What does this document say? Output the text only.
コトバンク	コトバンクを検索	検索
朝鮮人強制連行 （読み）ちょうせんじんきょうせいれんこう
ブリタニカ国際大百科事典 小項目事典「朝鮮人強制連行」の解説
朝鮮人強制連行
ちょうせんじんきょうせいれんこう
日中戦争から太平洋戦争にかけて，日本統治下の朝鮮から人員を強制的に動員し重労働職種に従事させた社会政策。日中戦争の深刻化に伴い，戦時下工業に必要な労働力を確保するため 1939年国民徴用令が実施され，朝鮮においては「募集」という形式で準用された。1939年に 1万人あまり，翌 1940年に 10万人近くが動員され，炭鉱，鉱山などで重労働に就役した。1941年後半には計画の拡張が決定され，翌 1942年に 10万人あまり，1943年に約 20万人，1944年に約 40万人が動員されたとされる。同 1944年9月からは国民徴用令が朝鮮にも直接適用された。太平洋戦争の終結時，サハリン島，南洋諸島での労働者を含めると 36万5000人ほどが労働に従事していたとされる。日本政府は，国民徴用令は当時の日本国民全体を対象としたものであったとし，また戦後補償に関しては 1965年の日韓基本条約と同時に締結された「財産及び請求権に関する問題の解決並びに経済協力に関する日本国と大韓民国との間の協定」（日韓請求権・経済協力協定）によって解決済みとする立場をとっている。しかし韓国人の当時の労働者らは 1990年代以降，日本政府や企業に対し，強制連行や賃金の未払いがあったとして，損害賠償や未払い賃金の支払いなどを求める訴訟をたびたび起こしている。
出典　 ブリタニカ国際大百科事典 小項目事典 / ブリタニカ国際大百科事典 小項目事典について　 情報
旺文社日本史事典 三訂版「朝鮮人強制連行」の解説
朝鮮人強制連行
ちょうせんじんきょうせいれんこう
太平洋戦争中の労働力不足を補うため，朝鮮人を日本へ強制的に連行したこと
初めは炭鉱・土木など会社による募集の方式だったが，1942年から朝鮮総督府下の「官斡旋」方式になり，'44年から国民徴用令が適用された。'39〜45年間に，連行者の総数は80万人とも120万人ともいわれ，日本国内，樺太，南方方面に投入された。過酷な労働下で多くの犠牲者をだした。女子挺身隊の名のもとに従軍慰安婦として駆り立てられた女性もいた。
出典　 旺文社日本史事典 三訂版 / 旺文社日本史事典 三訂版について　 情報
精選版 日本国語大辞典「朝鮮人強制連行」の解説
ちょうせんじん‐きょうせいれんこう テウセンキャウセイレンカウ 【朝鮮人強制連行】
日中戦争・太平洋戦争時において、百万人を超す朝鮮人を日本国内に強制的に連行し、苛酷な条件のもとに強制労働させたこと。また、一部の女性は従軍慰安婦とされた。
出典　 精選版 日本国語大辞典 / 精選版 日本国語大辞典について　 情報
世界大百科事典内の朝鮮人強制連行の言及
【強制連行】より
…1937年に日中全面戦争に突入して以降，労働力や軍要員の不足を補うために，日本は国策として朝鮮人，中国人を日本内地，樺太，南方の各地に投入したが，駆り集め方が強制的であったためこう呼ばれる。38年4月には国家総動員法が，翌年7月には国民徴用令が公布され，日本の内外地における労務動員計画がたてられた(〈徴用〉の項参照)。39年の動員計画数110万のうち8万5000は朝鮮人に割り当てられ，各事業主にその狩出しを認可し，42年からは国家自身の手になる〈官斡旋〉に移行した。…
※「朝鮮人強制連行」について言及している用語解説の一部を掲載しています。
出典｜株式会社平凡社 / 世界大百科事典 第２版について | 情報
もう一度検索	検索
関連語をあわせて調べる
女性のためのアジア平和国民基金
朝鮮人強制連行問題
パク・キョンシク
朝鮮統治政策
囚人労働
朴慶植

========================================================================

GIVEN TASK –
Retype all of the material above with every character intact.

RESULT OF THE EXERCISE –
What does this document say? Output the text only.
コトバンク	コトバンクを検索	検索
朝鮮人強制連行 （読み）ちょうせんじんきょうせいれんこう
ブリタニカ国際大百科事典 小項目事典「朝鮮人強制連行」の解説
朝鮮人強制連行
ちょうせんじんきょうせいれんこう
日中戦争から太平洋戦争にかけて，日本統治下の朝鮮から人員を強制的に動員し重労働職種に従事させた社会政策。日中戦争の深刻化に伴い，戦時下工業に必要な労働力を確保するため 1939年国民徴用令が実施され，朝鮮においては「募集」という形式で準用された。1939年に 1万人あまり，翌 1940年に 10万人近くが動員され，炭鉱，鉱山などで重労働に就役した。1941年後半には計画の拡張が決定され，翌 1942年に 10万人あまり，1943年に約 20万人，1944年に約 40万人が動員されたとされる。同 1944年9月からは国民徴用令が朝鮮にも直接適用された。太平洋戦争の終結時，サハリン島，南洋諸島での労働者を含めると 36万5000人ほどが労働に従事していたとされる。日本政府は，国民徴用令は当時の日本国民全体を対象としたものであったとし，また戦後補償に関しては 1965年の日韓基本条約と同時に締結された「財産及び請求権に関する問題の解決並びに経済協力に関する日本国と大韓民国との間の協定」（日韓請求権・経済協力協定）によって解決済みとする立場をとっている。しかし韓国人の当時の労働者らは 1990年代以降，日本政府や企業に対し，強制連行や賃金の未払いがあったとして，損害賠償や未払い賃金の支払いなどを求める訴訟をたびたび起こしている。
出典　 ブリタニカ国際大百科事典 小項目事典 / ブリタニカ国際大百科事典 小項目事典について　 情報
旺文社日本史事典 三訂版「朝鮮人強制連行」の解説
朝鮮人強制連行
ちょうせんじんきょうせいれんこう
太平洋戦争中の労働力不足を補うため，朝鮮人を日本へ強制的に連行したこと
初めは炭鉱・土木など会社による募集の方式だったが，1942年から朝鮮総督府下の「官斡旋」方式になり，'44年から国民徴用令が適用された。'39〜45年間に，連行者の総数は80万人とも120万人ともいわれ，日本国内，樺太，南方方面に投入された。過酷な労働下で多くの犠牲者をだした。女子挺身隊の名のもとに従軍慰安婦として駆り立てられた女性もいた。
出典　 旺文社日本史事典 三訂版 / 旺文社日本史事典 三訂版について　 情報
精選版 日本国語大辞典「朝鮮人強制連行」の解説
ちょうせんじん‐きょうせいれんこう テウセンキャウセイレンカウ 【朝鮮人強制連行】
日中戦争・太平洋戦争時において、百万人を超す朝鮮人を日本国内に強制的に連行し、苛酷な条件のもとに強制労働させたこと。また、一部の女性は従軍慰安婦とされた。
出典　 精選版 日本国語大辞典 / 精選版 日本国語大辞典について　 情報
世界大百科事典内の朝鮮人強制連行の言及
【強制連行】より
…1937年に日中全面戦争に突入して以降，労働力や軍要員の不足を補うために，日本は国策として朝鮮人，中国人を日本内地，樺太，南方の各地に投入したが，駆り集め方が強制的であったためこう呼ばれる。38年4月には国家総動員法が，翌年7月には国民徴用令が公布され，日本の内外地における労務動員計画がたてられた(〈徴用〉の項参照)。39年の動員計画数110万のうち8万5000は朝鮮人に割り当てられ，各事業主にその狩出しを認可し，42年からは国家自身の手になる〈官斡旋〉に移行した。…
※「朝鮮人強制連行」について言及している用語解説の一部を掲載しています。
出典｜株式会社平凡社 / 世界大百科事典 第２版について | 情報
もう一度検索	検索
関連語をあわせて調べる
女性のためのアジア平和国民基金
朝鮮人強制連行問題
パク・キョンシク
朝鮮統治政策
囚人労働
朴慶植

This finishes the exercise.